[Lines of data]
--------------------------------------------------

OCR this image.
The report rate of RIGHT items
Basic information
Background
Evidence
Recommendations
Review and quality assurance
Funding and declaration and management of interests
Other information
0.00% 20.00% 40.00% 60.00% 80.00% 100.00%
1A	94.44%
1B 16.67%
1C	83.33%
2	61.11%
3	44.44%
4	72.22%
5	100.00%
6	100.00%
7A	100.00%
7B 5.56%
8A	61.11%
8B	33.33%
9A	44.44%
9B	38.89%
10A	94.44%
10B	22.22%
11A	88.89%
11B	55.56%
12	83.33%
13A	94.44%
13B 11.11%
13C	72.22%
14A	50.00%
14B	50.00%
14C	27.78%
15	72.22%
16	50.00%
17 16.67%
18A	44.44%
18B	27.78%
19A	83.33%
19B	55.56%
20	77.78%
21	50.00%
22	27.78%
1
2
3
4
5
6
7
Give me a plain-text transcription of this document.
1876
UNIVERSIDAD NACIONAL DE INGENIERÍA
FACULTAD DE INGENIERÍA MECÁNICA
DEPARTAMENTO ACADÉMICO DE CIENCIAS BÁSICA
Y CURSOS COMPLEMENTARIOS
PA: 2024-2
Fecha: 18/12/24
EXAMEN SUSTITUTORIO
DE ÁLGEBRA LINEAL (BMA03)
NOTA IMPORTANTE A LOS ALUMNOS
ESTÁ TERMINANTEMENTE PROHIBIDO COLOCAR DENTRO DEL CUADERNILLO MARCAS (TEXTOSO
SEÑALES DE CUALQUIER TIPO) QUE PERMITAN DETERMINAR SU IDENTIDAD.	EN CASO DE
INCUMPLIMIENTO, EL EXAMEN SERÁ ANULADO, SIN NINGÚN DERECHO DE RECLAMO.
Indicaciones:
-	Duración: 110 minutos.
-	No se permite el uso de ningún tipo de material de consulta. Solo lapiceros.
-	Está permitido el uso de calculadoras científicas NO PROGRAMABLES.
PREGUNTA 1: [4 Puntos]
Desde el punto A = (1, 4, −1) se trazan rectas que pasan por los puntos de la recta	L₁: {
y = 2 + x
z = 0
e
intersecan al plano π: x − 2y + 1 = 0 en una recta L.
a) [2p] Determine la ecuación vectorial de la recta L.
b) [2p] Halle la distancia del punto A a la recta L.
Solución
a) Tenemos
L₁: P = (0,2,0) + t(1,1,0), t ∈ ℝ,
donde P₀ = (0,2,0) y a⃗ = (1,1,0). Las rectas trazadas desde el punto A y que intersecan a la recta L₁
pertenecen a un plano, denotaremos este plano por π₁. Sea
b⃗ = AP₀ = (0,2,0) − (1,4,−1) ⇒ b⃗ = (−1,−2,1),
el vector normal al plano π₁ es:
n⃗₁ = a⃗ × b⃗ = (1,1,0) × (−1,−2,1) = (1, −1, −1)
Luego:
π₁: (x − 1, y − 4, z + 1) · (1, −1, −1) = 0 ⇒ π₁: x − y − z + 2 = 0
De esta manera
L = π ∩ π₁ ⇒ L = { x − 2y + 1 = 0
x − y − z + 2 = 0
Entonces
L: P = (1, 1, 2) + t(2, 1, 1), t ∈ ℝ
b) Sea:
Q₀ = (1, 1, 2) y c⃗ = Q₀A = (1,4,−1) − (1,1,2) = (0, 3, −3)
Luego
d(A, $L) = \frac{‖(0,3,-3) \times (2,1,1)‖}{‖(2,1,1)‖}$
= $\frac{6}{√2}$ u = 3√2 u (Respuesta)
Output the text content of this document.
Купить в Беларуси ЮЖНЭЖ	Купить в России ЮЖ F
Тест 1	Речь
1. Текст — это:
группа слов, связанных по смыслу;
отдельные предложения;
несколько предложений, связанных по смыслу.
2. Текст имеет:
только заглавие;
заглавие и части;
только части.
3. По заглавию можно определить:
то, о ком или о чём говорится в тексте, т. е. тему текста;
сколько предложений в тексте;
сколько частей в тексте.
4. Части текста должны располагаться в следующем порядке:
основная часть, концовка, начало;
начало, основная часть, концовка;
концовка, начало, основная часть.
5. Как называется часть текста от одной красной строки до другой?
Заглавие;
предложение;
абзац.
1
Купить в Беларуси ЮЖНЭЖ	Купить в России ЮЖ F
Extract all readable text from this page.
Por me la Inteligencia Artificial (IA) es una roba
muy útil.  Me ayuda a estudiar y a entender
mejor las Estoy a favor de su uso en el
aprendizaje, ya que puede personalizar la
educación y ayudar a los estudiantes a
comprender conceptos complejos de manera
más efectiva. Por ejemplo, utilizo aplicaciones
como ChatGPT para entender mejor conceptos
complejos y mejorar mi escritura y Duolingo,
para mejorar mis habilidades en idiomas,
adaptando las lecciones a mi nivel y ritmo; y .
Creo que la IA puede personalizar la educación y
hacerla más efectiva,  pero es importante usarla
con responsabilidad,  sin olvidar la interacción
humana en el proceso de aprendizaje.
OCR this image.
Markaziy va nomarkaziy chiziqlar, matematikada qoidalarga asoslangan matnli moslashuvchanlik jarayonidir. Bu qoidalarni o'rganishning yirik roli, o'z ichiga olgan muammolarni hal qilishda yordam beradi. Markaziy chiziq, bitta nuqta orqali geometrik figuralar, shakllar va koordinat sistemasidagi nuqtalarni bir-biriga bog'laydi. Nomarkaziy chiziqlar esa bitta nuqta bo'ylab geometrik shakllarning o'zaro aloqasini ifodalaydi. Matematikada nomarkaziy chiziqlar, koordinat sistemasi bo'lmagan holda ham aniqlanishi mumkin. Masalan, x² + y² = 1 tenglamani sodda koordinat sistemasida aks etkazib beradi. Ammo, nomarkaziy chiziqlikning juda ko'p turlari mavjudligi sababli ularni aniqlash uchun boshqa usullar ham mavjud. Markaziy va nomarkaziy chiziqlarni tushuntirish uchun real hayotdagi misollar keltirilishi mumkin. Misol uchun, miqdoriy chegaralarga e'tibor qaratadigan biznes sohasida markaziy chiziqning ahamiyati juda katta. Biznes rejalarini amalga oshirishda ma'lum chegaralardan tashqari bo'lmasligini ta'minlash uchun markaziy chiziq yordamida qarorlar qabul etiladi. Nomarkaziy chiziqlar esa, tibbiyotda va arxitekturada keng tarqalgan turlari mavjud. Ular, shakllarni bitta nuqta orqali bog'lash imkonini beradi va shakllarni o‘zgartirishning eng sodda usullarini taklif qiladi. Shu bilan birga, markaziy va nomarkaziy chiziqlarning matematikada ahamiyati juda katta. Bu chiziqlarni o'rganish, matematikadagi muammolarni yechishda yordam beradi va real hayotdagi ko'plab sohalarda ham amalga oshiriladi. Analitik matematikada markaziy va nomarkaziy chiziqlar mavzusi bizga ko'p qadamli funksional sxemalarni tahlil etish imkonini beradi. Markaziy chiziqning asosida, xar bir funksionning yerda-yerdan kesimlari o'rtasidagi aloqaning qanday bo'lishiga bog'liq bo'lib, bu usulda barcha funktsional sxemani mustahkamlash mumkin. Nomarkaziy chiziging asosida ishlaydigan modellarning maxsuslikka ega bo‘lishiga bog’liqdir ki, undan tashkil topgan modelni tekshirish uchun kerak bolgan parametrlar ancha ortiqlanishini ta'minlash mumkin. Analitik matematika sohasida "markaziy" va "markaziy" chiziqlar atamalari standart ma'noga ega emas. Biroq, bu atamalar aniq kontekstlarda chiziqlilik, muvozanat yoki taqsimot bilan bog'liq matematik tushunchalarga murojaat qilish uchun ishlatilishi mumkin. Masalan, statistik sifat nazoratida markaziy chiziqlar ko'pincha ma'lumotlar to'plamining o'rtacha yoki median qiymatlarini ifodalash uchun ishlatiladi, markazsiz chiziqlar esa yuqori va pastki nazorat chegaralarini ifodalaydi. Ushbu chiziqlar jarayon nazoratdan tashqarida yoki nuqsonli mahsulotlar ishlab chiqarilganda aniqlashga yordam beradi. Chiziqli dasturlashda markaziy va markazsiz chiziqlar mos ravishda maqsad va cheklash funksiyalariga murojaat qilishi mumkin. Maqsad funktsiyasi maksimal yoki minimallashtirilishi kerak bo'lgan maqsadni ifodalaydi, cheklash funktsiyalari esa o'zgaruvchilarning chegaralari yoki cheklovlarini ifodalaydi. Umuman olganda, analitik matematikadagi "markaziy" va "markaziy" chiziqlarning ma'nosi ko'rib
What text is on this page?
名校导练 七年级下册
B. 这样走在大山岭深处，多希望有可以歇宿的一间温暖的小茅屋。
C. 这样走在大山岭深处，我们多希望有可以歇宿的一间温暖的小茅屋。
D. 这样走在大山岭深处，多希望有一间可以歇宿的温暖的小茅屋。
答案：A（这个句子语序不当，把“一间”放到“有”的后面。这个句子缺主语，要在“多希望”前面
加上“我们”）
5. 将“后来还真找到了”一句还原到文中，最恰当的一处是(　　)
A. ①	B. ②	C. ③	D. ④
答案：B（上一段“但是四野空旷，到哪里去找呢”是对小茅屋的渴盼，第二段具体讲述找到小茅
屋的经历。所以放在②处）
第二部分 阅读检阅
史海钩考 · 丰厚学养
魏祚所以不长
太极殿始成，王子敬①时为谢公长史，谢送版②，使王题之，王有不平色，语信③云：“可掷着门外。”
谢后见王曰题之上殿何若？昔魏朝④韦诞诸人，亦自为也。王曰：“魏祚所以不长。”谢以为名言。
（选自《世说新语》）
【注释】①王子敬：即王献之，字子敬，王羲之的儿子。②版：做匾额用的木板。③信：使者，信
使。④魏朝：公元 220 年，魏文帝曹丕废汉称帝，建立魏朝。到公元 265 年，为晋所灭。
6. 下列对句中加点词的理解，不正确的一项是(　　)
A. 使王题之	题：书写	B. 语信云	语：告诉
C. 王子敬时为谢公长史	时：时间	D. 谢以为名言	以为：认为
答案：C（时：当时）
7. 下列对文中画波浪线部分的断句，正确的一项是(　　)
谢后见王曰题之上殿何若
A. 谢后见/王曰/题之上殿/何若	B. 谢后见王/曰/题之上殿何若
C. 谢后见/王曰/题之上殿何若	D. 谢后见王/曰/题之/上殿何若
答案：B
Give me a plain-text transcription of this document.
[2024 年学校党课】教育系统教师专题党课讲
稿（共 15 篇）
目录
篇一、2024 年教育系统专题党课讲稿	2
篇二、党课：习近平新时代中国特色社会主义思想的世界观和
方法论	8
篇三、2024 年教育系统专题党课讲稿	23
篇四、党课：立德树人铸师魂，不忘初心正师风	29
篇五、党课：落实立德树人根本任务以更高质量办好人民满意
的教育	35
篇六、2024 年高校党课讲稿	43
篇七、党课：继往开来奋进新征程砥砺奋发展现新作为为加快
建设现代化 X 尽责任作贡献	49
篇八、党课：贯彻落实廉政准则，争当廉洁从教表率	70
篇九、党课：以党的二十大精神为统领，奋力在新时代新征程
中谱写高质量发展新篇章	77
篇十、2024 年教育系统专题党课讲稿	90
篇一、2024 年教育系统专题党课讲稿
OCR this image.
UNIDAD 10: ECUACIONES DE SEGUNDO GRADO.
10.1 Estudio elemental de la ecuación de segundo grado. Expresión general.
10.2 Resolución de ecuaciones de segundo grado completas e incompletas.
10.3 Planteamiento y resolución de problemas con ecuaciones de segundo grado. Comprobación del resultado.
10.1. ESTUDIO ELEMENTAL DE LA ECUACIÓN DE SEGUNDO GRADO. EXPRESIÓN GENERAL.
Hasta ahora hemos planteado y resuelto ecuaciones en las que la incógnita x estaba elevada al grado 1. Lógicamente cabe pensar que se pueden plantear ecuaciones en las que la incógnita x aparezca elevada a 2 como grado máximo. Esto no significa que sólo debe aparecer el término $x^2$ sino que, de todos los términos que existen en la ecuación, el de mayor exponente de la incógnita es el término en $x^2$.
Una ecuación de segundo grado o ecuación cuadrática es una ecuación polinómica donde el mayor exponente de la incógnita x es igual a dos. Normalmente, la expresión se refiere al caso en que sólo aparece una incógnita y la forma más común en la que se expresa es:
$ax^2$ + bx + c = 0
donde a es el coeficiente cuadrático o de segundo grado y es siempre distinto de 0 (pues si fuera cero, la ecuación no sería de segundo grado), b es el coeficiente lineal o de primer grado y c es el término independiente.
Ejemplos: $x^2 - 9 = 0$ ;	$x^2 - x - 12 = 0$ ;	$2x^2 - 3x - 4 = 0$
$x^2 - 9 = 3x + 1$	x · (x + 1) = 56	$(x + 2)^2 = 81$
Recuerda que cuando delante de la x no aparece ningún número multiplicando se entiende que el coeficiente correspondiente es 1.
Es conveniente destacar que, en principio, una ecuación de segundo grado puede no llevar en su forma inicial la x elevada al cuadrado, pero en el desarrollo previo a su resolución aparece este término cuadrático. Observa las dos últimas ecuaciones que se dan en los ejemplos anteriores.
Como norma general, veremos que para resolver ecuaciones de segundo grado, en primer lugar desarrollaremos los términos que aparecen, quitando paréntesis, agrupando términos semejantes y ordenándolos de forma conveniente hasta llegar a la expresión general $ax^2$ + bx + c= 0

--------------------------------------------------

**Aim**: Copy every line above that includes the string "тексте".

**Reply**:
то, о ком или о чём говорится в тексте, т. е. тему текста;
сколько предложений в тексте;
сколько частей в тексте.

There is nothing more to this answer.